## Given instruction
Pick out each line containing the string "name" and copy it.

## Material
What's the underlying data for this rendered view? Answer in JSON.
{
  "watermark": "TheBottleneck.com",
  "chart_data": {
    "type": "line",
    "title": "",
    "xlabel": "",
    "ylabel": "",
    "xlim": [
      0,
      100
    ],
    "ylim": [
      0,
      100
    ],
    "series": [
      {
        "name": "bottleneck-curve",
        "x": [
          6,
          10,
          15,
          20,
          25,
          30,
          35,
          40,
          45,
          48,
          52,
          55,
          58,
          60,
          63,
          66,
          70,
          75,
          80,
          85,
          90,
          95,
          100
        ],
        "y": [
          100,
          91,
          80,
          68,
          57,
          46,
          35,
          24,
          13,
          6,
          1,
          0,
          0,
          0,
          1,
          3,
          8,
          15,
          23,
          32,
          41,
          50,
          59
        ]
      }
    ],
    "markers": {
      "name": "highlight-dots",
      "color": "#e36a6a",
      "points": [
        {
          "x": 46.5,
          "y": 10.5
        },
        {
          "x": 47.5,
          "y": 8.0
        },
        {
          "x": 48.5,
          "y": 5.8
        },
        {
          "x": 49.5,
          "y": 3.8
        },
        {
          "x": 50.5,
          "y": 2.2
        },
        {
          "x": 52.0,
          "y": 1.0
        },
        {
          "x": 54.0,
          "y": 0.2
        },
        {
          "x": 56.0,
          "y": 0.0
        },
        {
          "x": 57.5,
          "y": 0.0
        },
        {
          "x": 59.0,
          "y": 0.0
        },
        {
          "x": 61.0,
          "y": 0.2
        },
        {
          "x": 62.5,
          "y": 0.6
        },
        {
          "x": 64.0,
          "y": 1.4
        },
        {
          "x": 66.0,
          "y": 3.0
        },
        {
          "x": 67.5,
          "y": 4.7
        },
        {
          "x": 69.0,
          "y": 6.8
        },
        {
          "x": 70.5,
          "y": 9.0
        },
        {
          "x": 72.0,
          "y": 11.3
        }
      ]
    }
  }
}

* * *

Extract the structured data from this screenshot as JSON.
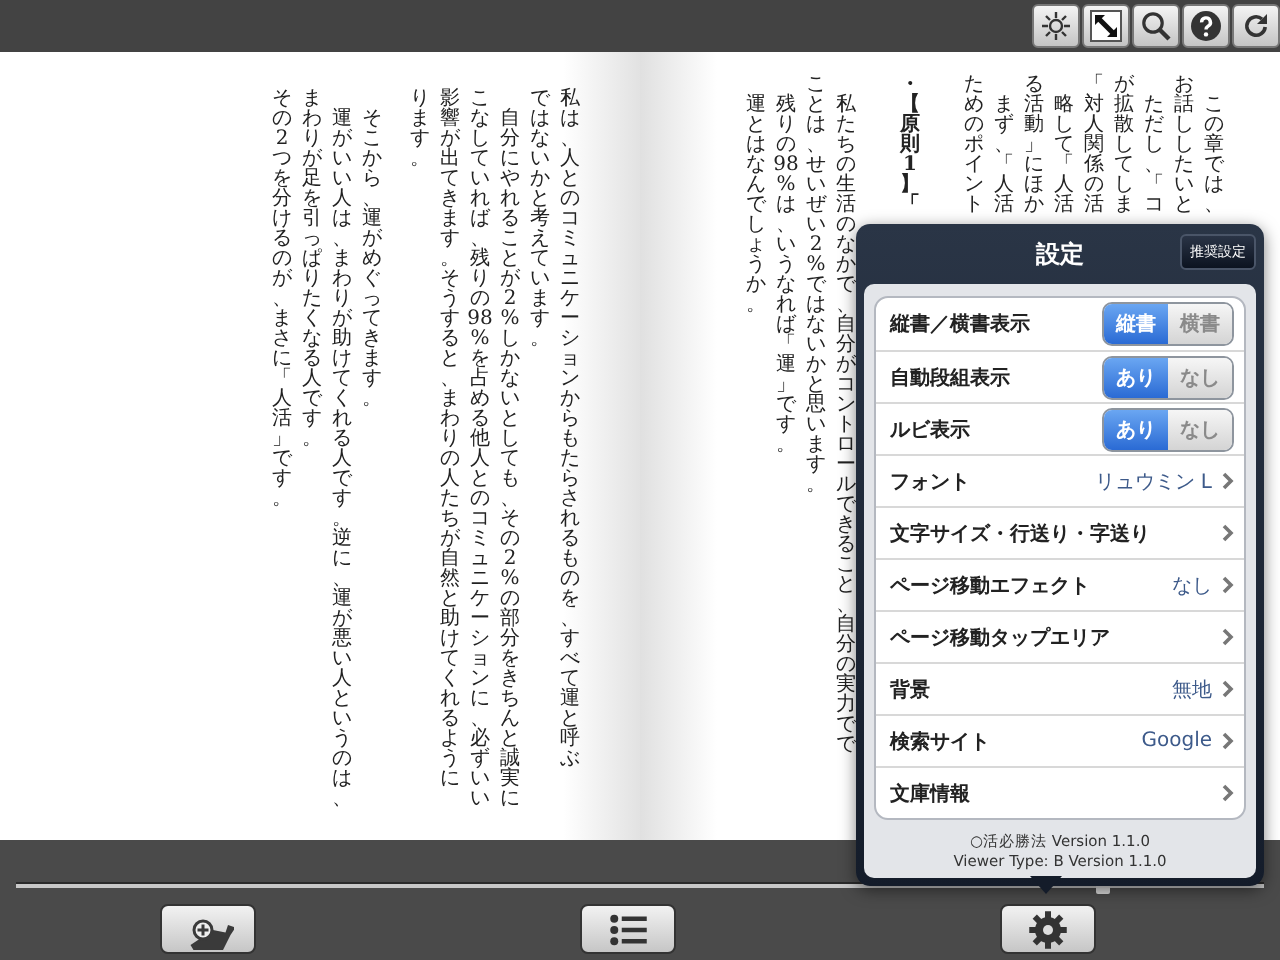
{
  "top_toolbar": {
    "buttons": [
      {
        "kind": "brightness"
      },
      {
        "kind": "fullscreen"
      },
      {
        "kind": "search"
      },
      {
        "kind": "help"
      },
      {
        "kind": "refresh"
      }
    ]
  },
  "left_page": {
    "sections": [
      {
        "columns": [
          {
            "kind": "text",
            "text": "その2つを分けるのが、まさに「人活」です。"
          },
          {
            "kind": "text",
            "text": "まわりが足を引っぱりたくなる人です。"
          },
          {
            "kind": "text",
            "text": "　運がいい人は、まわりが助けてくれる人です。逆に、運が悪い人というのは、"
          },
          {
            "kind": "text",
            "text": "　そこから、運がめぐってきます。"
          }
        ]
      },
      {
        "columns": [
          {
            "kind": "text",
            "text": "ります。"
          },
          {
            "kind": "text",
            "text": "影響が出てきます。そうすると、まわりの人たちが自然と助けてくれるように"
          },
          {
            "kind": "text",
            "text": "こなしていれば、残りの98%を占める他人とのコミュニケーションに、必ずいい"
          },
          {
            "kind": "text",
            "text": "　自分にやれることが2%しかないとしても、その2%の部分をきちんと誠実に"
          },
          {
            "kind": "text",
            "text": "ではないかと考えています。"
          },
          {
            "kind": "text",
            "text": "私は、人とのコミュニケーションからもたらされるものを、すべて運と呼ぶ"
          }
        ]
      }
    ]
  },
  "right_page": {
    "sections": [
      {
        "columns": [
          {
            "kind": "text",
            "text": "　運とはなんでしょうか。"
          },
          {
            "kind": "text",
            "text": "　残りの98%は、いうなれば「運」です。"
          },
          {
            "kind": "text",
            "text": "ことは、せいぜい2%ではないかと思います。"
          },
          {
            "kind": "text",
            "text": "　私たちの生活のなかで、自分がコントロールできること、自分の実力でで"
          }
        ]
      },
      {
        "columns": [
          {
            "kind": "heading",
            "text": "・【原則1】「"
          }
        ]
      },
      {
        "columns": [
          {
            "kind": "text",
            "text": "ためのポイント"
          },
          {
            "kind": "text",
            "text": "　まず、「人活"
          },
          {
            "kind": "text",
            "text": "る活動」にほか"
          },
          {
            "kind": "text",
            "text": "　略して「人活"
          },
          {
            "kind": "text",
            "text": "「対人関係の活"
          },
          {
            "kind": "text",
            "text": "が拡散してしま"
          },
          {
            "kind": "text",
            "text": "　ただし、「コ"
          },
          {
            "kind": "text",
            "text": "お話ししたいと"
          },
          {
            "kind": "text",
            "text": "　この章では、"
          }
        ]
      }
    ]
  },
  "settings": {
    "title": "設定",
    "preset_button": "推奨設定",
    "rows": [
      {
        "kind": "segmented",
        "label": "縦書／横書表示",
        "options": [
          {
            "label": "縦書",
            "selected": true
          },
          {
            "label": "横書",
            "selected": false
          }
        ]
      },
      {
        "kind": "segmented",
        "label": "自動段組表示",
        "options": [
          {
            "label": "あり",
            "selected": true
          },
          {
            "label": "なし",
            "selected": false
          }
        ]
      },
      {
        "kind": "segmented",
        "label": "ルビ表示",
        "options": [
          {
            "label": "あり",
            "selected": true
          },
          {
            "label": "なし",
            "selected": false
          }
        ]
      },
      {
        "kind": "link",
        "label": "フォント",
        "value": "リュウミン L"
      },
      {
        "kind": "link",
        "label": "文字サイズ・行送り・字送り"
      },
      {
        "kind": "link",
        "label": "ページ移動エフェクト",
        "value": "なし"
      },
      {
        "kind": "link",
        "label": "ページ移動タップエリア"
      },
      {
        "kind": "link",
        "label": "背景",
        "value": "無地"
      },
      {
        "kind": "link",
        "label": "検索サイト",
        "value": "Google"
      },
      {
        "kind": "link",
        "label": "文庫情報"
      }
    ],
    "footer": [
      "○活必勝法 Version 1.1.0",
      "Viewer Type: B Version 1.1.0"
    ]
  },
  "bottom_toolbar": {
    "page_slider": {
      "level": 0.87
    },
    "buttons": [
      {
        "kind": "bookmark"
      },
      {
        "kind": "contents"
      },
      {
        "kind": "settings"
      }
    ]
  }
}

## Task output
        "name": "bottleneck-curve",
      "name": "highlight-dots",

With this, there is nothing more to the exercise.